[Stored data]
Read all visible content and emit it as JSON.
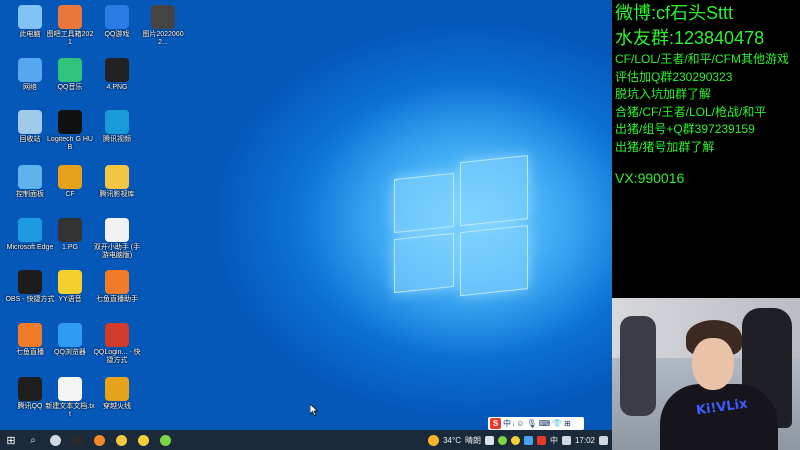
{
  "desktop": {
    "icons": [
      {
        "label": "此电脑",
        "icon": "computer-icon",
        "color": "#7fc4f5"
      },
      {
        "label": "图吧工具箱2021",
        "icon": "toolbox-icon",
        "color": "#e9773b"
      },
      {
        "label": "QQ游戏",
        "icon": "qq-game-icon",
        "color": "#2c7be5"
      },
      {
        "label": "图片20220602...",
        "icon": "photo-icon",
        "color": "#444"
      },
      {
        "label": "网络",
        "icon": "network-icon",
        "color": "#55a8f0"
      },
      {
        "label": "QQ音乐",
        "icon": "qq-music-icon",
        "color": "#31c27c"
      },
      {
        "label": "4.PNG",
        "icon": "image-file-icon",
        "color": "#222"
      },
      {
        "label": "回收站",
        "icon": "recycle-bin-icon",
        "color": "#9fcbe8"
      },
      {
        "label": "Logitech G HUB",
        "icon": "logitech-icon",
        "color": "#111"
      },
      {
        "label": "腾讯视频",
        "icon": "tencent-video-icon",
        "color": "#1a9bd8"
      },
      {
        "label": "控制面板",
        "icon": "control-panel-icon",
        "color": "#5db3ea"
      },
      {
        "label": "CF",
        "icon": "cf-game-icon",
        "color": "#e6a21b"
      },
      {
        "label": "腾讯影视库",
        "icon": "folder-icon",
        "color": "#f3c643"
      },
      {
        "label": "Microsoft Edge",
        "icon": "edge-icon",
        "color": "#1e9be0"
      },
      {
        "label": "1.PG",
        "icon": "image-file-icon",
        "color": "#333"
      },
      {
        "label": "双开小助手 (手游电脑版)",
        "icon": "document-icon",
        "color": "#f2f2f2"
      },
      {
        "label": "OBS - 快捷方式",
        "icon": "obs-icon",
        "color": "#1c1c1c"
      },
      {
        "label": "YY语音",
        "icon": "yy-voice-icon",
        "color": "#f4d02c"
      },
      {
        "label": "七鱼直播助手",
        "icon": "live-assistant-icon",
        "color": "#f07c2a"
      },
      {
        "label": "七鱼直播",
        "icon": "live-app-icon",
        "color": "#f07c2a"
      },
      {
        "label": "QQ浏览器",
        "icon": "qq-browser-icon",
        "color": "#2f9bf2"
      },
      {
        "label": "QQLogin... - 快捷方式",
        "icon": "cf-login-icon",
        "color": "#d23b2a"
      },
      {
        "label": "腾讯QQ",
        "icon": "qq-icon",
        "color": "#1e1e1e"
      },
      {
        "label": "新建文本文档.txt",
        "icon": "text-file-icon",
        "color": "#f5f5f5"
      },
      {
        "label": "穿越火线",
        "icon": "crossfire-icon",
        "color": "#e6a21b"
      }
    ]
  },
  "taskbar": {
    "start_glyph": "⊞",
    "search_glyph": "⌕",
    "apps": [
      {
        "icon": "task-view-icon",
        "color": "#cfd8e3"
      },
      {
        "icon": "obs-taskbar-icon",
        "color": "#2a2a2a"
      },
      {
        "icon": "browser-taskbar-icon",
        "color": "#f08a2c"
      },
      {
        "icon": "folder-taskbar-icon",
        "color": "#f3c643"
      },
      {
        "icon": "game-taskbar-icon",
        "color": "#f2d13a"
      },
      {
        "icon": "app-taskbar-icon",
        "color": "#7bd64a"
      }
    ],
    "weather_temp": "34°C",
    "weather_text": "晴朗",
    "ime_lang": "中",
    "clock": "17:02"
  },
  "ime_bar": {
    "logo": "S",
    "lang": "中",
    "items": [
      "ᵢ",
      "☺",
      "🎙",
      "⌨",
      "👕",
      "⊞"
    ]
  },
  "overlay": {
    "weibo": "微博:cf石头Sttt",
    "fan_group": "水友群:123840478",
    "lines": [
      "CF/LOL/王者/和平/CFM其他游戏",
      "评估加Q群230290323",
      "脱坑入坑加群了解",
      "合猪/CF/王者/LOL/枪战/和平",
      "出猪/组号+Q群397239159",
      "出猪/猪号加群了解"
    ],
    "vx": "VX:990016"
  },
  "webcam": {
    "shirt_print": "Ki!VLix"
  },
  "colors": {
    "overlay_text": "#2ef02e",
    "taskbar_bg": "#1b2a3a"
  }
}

--

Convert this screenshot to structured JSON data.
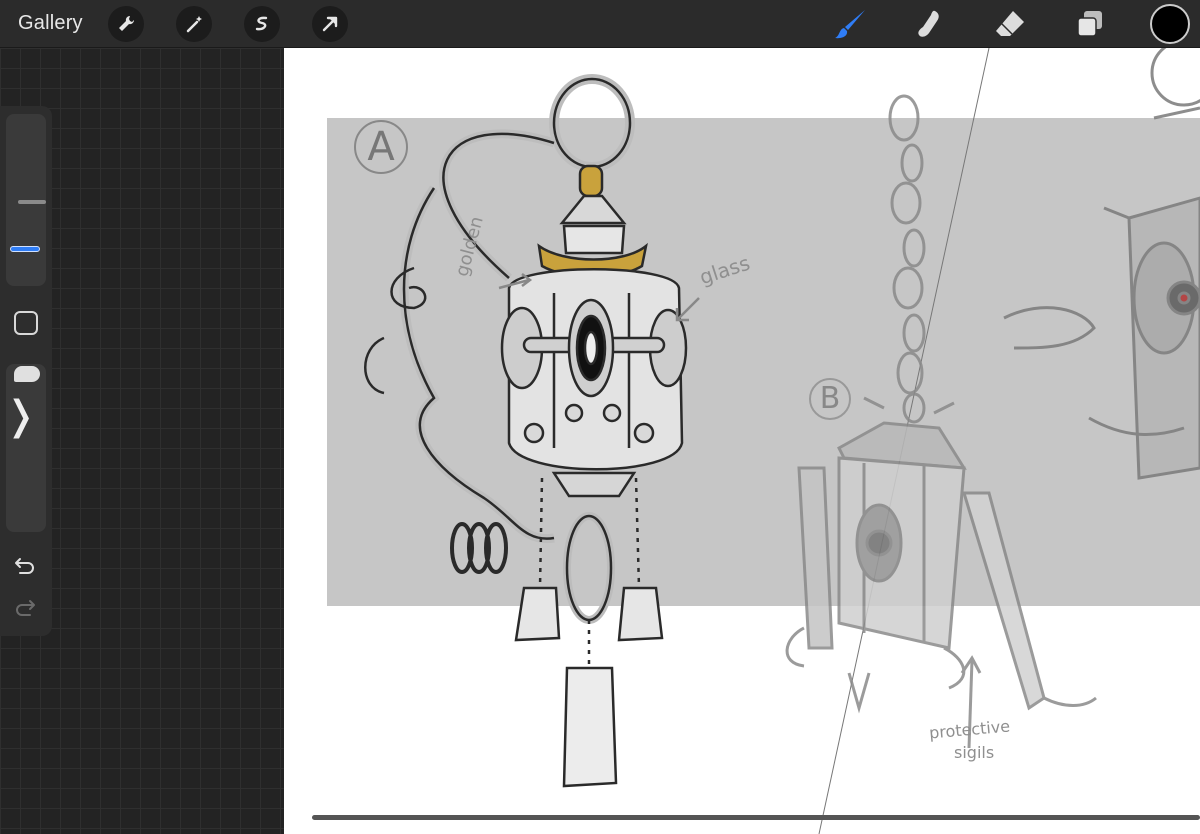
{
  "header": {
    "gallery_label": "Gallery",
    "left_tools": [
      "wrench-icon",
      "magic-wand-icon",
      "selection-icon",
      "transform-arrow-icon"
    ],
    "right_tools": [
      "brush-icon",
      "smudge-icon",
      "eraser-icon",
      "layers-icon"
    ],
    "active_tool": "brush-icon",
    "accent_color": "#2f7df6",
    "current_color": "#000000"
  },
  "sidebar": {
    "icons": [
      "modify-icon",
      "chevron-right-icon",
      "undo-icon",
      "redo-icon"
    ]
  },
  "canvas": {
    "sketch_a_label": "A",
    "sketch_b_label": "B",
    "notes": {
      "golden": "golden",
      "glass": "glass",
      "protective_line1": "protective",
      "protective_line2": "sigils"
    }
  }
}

# Problem statement
Return, from the data, each line that has the word "live" in it.

# Solved exercise
        "icon": "live-assistant-icon",
        "icon": "live-app-icon",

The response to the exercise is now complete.